THE PROBLEM
Count every line in the entries that contains "JSON". Report that count alone.

* Begin LISTED RECORDS *

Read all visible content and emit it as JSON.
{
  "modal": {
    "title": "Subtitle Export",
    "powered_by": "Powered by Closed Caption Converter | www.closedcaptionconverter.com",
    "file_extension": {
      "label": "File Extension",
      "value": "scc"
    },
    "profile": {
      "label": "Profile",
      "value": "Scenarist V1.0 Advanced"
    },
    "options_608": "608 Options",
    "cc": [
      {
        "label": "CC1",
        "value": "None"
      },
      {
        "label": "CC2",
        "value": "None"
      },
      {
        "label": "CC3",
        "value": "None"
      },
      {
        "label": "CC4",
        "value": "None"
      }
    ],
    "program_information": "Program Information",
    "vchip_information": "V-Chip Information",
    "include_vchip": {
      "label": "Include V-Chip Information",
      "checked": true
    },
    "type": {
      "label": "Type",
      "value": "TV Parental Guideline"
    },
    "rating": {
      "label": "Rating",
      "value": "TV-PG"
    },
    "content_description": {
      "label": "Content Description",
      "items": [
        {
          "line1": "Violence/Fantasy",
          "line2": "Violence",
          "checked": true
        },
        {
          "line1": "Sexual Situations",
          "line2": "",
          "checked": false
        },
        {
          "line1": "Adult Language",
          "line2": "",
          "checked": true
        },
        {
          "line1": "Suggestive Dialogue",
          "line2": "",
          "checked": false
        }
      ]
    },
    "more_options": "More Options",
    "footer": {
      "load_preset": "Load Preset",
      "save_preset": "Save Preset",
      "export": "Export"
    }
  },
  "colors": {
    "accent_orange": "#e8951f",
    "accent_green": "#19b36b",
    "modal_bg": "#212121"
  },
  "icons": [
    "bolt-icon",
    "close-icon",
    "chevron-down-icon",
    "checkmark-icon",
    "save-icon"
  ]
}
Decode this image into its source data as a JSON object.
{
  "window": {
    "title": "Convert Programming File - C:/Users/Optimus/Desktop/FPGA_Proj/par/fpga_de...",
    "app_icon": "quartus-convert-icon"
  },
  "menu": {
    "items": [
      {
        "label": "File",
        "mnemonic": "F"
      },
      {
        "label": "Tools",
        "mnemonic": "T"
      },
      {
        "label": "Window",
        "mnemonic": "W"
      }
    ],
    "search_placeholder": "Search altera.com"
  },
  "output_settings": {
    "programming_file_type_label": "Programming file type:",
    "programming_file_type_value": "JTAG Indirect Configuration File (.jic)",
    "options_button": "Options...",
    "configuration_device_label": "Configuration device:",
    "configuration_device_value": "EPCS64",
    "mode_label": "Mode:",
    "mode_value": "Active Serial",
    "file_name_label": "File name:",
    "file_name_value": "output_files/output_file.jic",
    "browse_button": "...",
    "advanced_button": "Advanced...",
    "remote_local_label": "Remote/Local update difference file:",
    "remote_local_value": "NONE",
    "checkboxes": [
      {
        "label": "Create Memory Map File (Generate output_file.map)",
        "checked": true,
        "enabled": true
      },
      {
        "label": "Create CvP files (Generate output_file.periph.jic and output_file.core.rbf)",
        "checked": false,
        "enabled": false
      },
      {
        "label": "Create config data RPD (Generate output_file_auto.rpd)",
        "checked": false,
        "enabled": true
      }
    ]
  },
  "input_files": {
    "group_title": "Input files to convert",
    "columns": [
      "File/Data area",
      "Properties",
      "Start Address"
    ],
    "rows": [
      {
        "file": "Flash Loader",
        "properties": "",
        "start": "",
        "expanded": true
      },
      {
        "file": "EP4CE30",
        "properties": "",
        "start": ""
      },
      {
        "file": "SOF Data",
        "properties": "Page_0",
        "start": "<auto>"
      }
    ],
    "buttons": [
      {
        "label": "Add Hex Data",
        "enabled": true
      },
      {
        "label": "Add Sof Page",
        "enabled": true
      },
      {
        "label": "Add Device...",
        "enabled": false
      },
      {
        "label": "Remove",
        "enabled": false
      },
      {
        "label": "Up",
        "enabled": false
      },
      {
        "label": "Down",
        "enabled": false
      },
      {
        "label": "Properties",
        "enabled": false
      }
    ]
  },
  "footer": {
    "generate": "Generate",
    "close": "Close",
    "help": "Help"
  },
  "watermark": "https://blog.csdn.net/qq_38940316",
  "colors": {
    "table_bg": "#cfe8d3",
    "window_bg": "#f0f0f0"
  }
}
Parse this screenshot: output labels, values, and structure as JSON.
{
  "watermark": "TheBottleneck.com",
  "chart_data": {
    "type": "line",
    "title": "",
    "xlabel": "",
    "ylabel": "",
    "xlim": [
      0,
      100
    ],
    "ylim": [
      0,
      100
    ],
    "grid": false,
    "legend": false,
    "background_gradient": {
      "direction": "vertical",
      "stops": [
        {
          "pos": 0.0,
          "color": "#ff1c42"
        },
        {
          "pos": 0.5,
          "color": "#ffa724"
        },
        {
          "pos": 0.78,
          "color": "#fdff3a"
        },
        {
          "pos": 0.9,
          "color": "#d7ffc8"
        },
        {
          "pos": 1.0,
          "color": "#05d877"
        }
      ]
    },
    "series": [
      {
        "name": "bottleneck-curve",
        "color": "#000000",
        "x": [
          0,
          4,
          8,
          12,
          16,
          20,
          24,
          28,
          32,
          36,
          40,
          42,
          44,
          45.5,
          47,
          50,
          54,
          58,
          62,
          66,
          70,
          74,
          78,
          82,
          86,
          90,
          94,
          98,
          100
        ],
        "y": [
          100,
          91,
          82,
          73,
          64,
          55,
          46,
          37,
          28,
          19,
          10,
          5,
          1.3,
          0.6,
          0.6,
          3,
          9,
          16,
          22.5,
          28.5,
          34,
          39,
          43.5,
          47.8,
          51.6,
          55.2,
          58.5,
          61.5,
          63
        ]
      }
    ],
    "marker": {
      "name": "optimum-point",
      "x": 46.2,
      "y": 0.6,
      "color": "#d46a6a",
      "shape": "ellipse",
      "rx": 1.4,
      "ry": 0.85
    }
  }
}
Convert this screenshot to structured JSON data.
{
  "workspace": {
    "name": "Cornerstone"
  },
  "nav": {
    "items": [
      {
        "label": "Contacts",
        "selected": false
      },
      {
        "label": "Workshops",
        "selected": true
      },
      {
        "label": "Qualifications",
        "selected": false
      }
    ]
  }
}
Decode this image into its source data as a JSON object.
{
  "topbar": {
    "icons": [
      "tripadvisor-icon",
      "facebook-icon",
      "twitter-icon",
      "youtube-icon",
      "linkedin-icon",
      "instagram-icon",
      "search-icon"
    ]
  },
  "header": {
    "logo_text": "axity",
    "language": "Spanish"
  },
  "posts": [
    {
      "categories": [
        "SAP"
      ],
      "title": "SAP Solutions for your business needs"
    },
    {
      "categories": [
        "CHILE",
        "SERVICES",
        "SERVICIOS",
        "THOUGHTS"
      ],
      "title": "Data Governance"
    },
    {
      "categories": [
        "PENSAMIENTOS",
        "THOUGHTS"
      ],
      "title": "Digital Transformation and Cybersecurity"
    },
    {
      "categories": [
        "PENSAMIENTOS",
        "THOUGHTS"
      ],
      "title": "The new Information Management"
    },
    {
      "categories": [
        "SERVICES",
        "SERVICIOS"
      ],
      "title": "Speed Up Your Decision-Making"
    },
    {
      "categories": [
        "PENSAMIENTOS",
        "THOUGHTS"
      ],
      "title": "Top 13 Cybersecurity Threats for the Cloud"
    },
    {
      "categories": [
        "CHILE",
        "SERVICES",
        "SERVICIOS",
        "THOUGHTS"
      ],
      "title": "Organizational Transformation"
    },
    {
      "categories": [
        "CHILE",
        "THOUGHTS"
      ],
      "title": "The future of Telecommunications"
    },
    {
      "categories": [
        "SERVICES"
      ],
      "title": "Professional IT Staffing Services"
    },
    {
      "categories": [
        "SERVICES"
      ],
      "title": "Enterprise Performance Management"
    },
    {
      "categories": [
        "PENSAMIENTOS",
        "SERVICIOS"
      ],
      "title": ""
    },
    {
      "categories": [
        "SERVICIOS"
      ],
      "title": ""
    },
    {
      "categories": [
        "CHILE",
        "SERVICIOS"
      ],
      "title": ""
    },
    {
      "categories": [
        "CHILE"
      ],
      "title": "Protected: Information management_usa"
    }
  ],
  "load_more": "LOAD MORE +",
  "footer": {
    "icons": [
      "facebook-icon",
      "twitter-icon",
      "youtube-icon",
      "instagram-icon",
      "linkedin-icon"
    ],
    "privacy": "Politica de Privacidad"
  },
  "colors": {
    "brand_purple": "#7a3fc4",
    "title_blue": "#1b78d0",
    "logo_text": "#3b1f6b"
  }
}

* End LISTED RECORDS *

TASK RESULT
5